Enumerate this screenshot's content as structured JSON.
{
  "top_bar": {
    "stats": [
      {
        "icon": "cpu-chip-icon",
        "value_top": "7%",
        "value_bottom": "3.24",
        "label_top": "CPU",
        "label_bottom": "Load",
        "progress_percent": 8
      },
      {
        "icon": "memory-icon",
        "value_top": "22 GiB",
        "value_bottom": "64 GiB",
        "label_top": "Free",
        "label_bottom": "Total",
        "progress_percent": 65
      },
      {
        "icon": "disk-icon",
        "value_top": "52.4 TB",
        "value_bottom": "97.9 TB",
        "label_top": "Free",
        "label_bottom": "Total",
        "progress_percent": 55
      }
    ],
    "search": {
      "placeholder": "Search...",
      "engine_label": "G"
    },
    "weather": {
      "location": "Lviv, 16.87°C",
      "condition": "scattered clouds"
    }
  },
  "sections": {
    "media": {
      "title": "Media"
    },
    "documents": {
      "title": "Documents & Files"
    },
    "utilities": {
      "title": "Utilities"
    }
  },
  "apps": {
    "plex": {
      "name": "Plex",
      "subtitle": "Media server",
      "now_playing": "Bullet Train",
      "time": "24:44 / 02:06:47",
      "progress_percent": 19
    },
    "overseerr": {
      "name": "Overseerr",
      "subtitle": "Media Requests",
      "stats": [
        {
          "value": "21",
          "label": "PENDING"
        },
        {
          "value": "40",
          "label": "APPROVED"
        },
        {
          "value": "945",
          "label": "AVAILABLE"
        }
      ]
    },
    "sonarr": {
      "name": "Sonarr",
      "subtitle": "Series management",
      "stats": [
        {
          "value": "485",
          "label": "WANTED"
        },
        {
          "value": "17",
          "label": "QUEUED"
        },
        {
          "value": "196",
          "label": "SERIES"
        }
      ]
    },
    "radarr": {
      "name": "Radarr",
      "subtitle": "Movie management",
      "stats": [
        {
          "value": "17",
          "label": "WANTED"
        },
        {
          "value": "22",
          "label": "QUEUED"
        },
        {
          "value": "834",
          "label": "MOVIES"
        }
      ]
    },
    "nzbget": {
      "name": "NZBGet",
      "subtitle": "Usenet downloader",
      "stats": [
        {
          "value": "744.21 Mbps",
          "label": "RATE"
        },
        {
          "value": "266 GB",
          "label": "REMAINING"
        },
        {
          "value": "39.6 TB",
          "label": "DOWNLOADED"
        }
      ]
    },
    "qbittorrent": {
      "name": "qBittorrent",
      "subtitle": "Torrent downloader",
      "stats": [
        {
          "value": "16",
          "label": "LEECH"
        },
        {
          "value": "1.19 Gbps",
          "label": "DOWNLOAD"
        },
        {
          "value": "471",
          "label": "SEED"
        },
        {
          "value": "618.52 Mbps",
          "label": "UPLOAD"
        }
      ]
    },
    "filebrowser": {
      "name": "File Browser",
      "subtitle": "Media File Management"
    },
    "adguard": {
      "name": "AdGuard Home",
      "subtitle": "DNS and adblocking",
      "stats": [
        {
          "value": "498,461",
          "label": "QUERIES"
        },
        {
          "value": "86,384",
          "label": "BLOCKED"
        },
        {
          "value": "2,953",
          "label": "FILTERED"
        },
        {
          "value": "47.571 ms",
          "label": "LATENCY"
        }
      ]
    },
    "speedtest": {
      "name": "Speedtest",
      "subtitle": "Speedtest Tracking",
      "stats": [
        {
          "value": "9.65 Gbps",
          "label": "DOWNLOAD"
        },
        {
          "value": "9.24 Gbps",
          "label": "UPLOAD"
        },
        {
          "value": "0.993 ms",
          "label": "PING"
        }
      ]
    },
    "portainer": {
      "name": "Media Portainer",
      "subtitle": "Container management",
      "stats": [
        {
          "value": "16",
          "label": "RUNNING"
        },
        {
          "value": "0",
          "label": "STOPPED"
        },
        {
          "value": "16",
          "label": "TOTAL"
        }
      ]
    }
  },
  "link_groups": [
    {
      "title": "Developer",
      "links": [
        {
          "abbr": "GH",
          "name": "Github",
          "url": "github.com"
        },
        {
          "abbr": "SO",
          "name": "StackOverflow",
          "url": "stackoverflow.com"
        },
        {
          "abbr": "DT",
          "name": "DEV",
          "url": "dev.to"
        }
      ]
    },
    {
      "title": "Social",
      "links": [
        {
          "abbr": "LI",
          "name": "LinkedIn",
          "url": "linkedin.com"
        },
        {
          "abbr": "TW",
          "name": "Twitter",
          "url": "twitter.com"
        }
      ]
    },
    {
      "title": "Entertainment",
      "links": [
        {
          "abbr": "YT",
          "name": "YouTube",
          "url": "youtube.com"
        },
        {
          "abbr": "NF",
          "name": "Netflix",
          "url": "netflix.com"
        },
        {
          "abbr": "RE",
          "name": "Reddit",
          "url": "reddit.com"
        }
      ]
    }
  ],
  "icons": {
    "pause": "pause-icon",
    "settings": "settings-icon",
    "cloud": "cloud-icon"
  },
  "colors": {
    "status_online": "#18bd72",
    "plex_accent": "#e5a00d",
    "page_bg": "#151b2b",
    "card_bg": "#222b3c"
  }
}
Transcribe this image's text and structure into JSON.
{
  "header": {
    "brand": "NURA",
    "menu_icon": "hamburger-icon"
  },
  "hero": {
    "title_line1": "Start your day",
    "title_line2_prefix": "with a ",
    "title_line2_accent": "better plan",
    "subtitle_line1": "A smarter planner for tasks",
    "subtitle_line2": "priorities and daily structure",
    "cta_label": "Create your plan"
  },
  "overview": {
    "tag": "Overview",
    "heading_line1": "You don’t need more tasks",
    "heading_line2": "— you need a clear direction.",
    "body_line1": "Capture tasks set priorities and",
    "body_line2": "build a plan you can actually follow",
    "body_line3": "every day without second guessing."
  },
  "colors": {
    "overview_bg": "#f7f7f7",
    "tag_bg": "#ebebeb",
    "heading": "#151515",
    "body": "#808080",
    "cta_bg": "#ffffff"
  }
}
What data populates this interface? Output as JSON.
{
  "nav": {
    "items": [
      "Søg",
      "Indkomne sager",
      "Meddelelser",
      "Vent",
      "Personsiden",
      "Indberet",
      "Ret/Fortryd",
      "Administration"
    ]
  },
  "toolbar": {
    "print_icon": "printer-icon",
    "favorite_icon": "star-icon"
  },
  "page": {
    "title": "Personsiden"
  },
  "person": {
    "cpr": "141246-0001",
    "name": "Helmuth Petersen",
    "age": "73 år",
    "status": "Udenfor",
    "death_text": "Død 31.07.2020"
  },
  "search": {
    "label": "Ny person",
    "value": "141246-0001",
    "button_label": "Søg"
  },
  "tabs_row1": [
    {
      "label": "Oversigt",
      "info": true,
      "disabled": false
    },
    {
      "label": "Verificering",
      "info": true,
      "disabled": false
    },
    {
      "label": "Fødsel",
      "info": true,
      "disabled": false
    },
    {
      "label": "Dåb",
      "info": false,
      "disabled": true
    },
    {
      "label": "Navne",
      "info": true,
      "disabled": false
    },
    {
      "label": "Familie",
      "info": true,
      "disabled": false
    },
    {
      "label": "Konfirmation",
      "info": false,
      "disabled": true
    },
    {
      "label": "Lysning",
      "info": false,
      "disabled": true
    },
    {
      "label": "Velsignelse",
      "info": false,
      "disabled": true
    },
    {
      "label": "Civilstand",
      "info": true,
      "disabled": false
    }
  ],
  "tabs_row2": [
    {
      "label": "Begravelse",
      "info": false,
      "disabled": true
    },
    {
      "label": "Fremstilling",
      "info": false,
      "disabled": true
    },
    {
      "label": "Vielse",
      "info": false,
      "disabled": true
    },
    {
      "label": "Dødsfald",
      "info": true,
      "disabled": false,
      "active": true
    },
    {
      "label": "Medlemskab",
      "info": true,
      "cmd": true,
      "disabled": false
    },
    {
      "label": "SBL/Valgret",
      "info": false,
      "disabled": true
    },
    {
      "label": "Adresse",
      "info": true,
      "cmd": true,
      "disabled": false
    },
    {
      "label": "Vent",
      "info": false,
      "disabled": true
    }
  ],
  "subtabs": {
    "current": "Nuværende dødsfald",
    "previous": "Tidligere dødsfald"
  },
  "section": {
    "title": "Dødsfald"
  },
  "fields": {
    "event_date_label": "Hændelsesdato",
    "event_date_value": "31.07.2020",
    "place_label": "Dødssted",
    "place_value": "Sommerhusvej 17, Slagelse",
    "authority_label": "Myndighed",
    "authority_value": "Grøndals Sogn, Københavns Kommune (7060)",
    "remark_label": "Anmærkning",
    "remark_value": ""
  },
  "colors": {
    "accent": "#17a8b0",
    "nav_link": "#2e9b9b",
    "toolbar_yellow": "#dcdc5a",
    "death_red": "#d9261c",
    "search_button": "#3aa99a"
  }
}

.....

> **Job**: Show every line in the records above that contains the word "tasks".

> **Output below**:
    "subtitle_line1": "A smarter planner for tasks",
    "heading_line1": "You don’t need more tasks",
    "body_line1": "Capture tasks set priorities and",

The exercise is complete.